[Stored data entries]
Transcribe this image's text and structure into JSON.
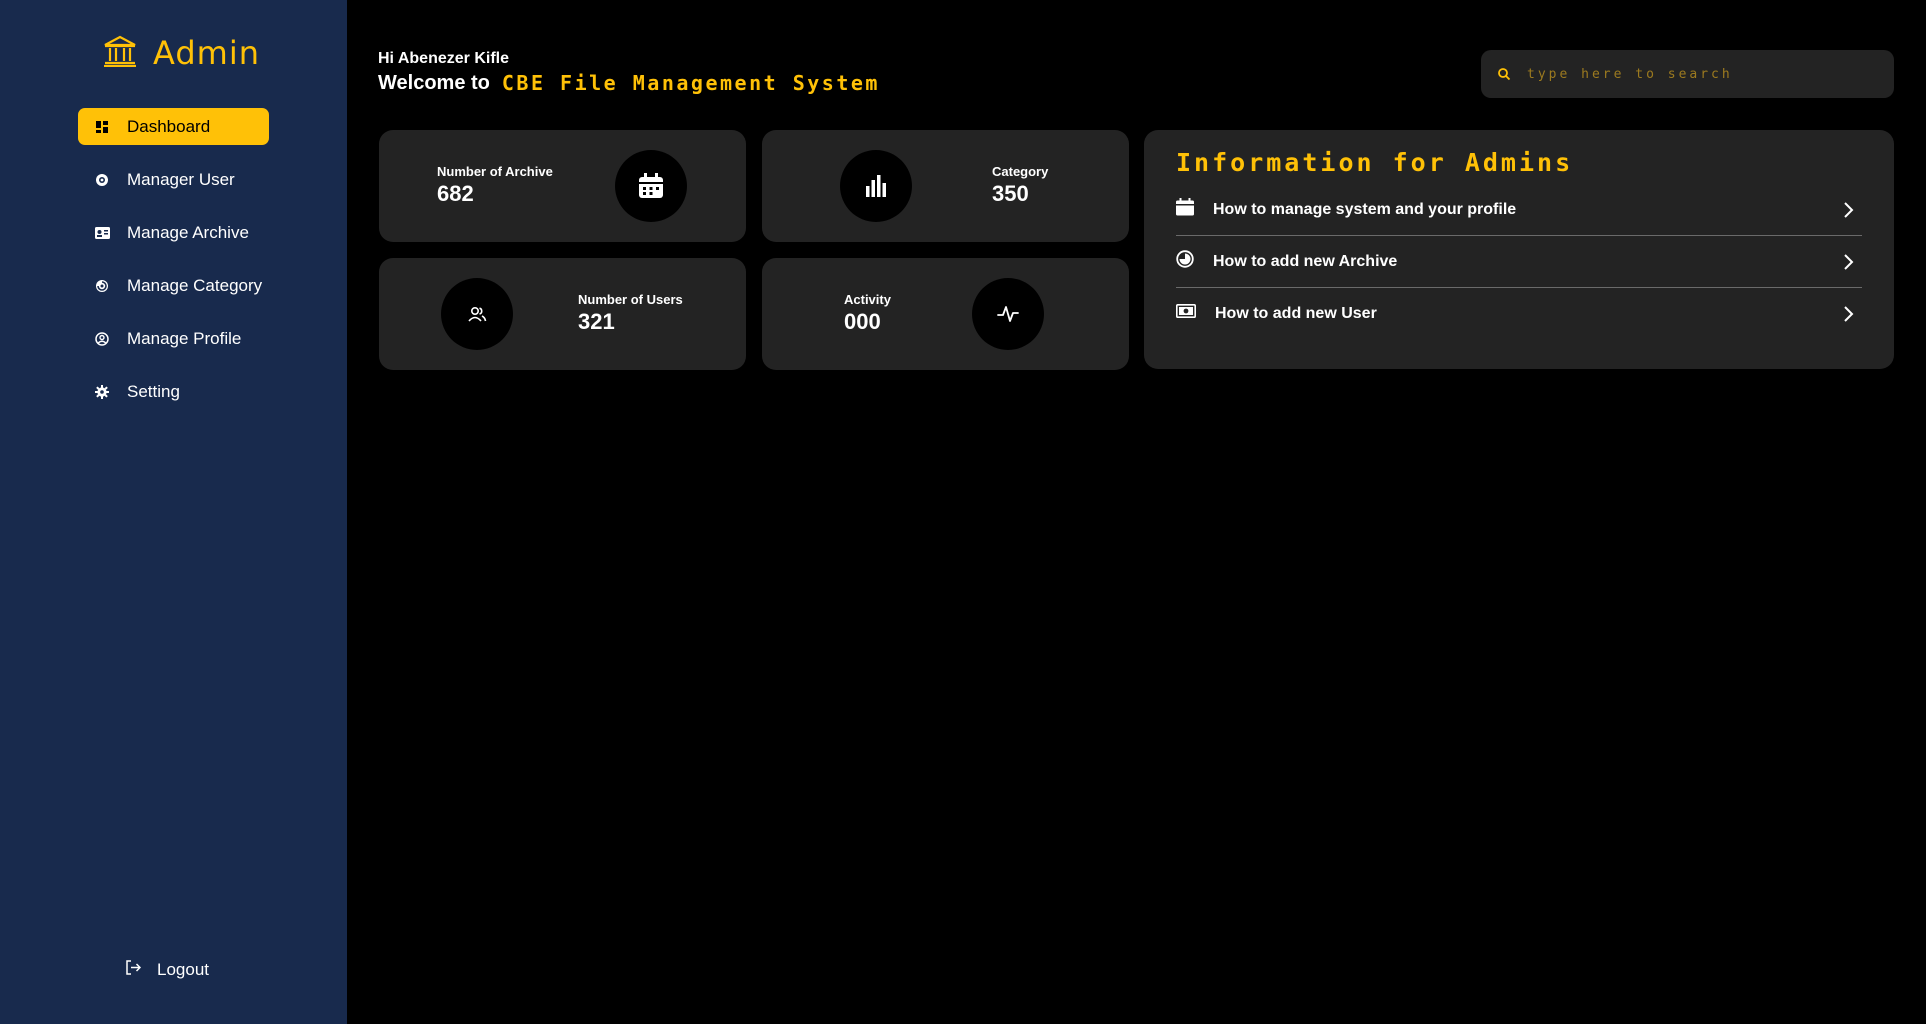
{
  "sidebar": {
    "brand": "Admin",
    "items": [
      {
        "label": "Dashboard",
        "icon": "dashboard-icon",
        "active": true
      },
      {
        "label": "Manager User",
        "icon": "user-gear-icon"
      },
      {
        "label": "Manage Archive",
        "icon": "id-card-icon"
      },
      {
        "label": "Manage Category",
        "icon": "category-icon"
      },
      {
        "label": "Manage Profile",
        "icon": "profile-icon"
      },
      {
        "label": "Setting",
        "icon": "gear-icon"
      }
    ],
    "logout": "Logout"
  },
  "header": {
    "greeting": "Hi Abenezer Kifle",
    "welcome": "Welcome to",
    "system_name": "CBE File Management System"
  },
  "search": {
    "placeholder": "type here to search"
  },
  "stats": {
    "archive": {
      "label": "Number of Archive",
      "value": "682"
    },
    "category": {
      "label": "Category",
      "value": "350"
    },
    "users": {
      "label": "Number of Users",
      "value": "321"
    },
    "activity": {
      "label": "Activity",
      "value": "000"
    }
  },
  "info": {
    "title": "Information for Admins",
    "items": [
      {
        "label": "How to manage system and your profile",
        "icon": "calendar-icon"
      },
      {
        "label": "How to add new Archive",
        "icon": "pie-chart-icon"
      },
      {
        "label": "How to add new User",
        "icon": "money-bill-icon"
      }
    ]
  },
  "colors": {
    "sidebar_bg": "#182a4d",
    "accent": "#ffc107",
    "card_bg": "#232323",
    "page_bg": "#000000"
  }
}
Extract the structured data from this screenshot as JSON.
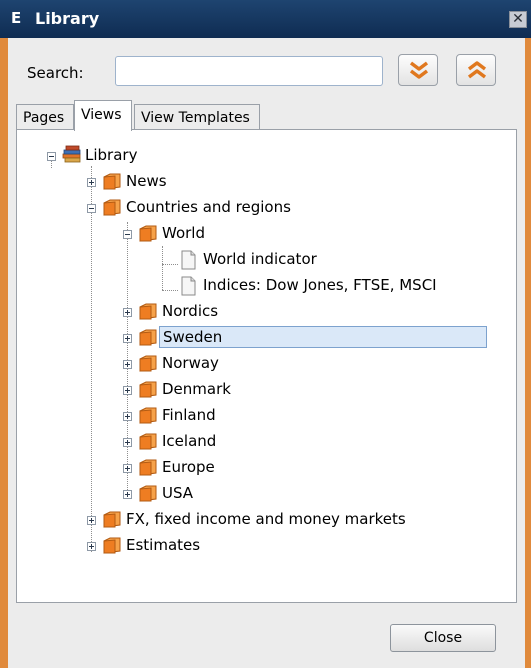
{
  "window": {
    "app_icon_letter": "E",
    "title": "Library"
  },
  "search": {
    "label": "Search:",
    "value": "",
    "placeholder": ""
  },
  "tabs": [
    {
      "label": "Pages",
      "active": false
    },
    {
      "label": "Views",
      "active": true
    },
    {
      "label": "View Templates",
      "active": false
    }
  ],
  "tree": {
    "root": "Library",
    "items": [
      {
        "label": "News",
        "type": "folder",
        "state": "collapsed"
      },
      {
        "label": "Countries and regions",
        "type": "folder",
        "state": "expanded"
      },
      {
        "label": "World",
        "type": "folder",
        "state": "expanded"
      },
      {
        "label": "World indicator",
        "type": "document"
      },
      {
        "label": "Indices: Dow Jones, FTSE, MSCI",
        "type": "document"
      },
      {
        "label": "Nordics",
        "type": "folder",
        "state": "collapsed"
      },
      {
        "label": "Sweden",
        "type": "folder",
        "state": "collapsed",
        "selected": true
      },
      {
        "label": "Norway",
        "type": "folder",
        "state": "collapsed"
      },
      {
        "label": "Denmark",
        "type": "folder",
        "state": "collapsed"
      },
      {
        "label": "Finland",
        "type": "folder",
        "state": "collapsed"
      },
      {
        "label": "Iceland",
        "type": "folder",
        "state": "collapsed"
      },
      {
        "label": "Europe",
        "type": "folder",
        "state": "collapsed"
      },
      {
        "label": "USA",
        "type": "folder",
        "state": "collapsed"
      },
      {
        "label": "FX, fixed income and money markets",
        "type": "folder",
        "state": "collapsed"
      },
      {
        "label": "Estimates",
        "type": "folder",
        "state": "collapsed"
      }
    ]
  },
  "buttons": {
    "close": "Close"
  },
  "colors": {
    "titlebar": "#0f2c52",
    "window_border": "#e08a3c",
    "arrow_icon": "#e0781e",
    "folder": "#f08a2a",
    "selection": "#dae8f8"
  }
}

### YOUR GOAL
Collect each line above holding the string "value".

### TASK SOLUTION
      "value": "682"
      "value": "350"
      "value": "321"
      "value": "000"
    "value": "",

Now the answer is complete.